Text |
-=-=-
Here’s what I’ve been up to recently.
1) We celebrated the Hub’s birthday.
My surprise Cameo video for the Hub worked out! He and I are both yuuge fans of the LOTR movies, especially the first. We used to re-watch The Fellowship of the Ring all the time; it was our top choice for “movie-in-the-background” – times when we were busy with other stuff but wanted something interesting on TV that we could passively listen to. The Hub and I agreed Sam was the real MVP of the saga. One Valentine’s Day, the Hub even signed off his card to me as “Your Sam” (does that make me Frodo in that scenario?!).
Anyway, when I saw Sean Astin was on Cameo I grabbed my chance. The Hub never guessed!
I highly recommend Sean if you’re thinking of getting a Cameo (provided you’re a fan, of course). He started off with a Marilyn Monroe-esque ‘Happy Birthday’ song which was pretty funny. You could tell he took the time to personalise each birthday message a bit. I only wrote Cameo a sentence or two about the Hub and Sean was able to build on that for a 5-minute-long video. He even managed to squeeze in his iconic “Po-tay-toes” line at the end. Sulit.
Other things we did on the Hub’s birthday: a nice omakase lunch at one of our favourite Japanese places capped off with drinks at Raffles Hotel. We both wanted to try the original Singapore Sling at the Long Bar but found out the bar was temporarily closed; the hotel was serving cocktails at the Raffles Courtyard instead.
We were seated and comfortable when I opened the menu and found out that an Original Singapore Sling costs S$35 (around Php1,300 or US$26). I reasoned to myself this was the first and probably the last time I’ll be trying it so… okay. Fine.
According to the menu, a Singapore Sling consists of Widges London Dry Gin, Bénédictine, Raffles Signature Grenadine, Luxardo Cherry Sangue Morlacco, Ferrand Dry Curaçao, pineapple juice, fresh lime juice, and Scrappy’s Aromatic Bitters.
Our drinks came with the obligatory tray of peanuts. (Traditionally, the peanut shells are thrown on the Long Bar’s tiled floor.) It was good, but was it worth S$35? The jury’s still out on that one.
2) I realised parts of the old Sentosa monorail tracks haven’t been demolished.
One of my most enduring childhood memories was a short trip my family took to Singapore in the ’90s. It probably got stuck in my head because the trip happened during a school week. I felt like I was playing hooky from school the whole time, and it felt good.
-=-=-
Given entries |
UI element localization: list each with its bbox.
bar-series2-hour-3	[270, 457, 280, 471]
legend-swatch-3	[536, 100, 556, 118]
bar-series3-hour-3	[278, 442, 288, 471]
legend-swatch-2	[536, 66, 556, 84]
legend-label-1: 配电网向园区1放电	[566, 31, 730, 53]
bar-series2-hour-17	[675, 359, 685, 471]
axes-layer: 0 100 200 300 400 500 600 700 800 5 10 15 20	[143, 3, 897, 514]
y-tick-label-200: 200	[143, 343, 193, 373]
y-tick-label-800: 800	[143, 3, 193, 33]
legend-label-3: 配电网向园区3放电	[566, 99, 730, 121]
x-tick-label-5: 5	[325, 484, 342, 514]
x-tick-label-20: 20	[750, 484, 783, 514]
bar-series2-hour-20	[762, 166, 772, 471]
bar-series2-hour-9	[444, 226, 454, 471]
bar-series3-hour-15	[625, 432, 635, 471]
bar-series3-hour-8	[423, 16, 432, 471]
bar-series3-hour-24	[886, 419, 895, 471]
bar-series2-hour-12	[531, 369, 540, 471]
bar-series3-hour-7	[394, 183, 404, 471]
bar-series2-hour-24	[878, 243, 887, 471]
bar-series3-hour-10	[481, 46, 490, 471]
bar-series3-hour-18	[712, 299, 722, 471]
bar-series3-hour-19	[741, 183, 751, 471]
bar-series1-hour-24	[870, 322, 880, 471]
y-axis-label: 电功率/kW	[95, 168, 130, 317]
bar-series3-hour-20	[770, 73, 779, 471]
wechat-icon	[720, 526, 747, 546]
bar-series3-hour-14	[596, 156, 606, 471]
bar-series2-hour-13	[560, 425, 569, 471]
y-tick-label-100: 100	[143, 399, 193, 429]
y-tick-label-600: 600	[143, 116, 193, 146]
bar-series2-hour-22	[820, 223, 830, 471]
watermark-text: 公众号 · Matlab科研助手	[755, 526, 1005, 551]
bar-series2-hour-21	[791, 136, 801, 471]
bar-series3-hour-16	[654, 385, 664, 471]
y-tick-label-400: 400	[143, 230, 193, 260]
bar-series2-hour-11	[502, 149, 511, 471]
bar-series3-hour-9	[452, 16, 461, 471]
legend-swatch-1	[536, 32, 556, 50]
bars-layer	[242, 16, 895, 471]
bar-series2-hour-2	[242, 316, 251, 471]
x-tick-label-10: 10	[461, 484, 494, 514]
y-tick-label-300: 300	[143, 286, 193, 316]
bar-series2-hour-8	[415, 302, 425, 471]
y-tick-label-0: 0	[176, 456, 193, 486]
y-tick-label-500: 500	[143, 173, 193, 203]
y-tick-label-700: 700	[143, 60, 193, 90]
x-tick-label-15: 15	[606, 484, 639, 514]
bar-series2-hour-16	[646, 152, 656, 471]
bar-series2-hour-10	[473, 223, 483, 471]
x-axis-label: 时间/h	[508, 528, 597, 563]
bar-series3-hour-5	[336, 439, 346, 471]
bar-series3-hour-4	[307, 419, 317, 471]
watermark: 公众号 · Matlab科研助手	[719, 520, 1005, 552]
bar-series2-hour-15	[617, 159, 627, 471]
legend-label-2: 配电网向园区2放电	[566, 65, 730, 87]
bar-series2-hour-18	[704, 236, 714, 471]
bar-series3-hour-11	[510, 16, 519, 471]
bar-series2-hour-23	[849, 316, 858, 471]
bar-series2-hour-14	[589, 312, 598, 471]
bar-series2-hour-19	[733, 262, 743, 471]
-=-=-
Problems to work on |
a) In the blog post, how much did an Original Singapore Sling cost at Raffles Hotel?
b) Write the next part of the blog post, following on from its last sentence.
The material isn't needed here.

Written answers |
a) S$35, around Php1,300 or US$26.

b)
We had a day out in Sentosa Island. Back then, VivoCity was non-existent and the distance was wider between the main island and Singapore. There was no Boardwalk to cross. The Mount Faber Line cable cars were already around, but we took a ferry to the island.
I remember the breeze on our faces as we rode a monorail in Sentosa. Unlike today’s Sentosa Express which only stops at four stations – VivoCity, Resorts World (where Universal Studios is), Imbiah (for the nature walk), and Beach station – the monorail in my memory looped around the island. I even recall passing the giant “Sentosa” logo while on the train. The monorail ride experience and the rest of that day – a visit to a SeaWorld aquarium, a wax museum, musical fountains in the evening – is probably one of my core Joy memories haha.
Imagine my delight then, when I discovered while walking on the Imbiah trail the other weekend that parts of the old monorail tracks were still there! I don’t know why I never noticed it before.
Does anyone know why some parts of the track weren’t demolished?
3) We walked some more.
We had dinner at Robertson Quay in one of our favourite Middle Eastern restaurants (so far it’s the only place we found with kebab koobideh that approximates our beloved Alounak).
It was a balmy evening and it seemed everyone was out and about. So, we took the opportunity to walk from Robertson Quay all the way to Clarke Quay.
We finally reached Boat Quay where we caught the bus home.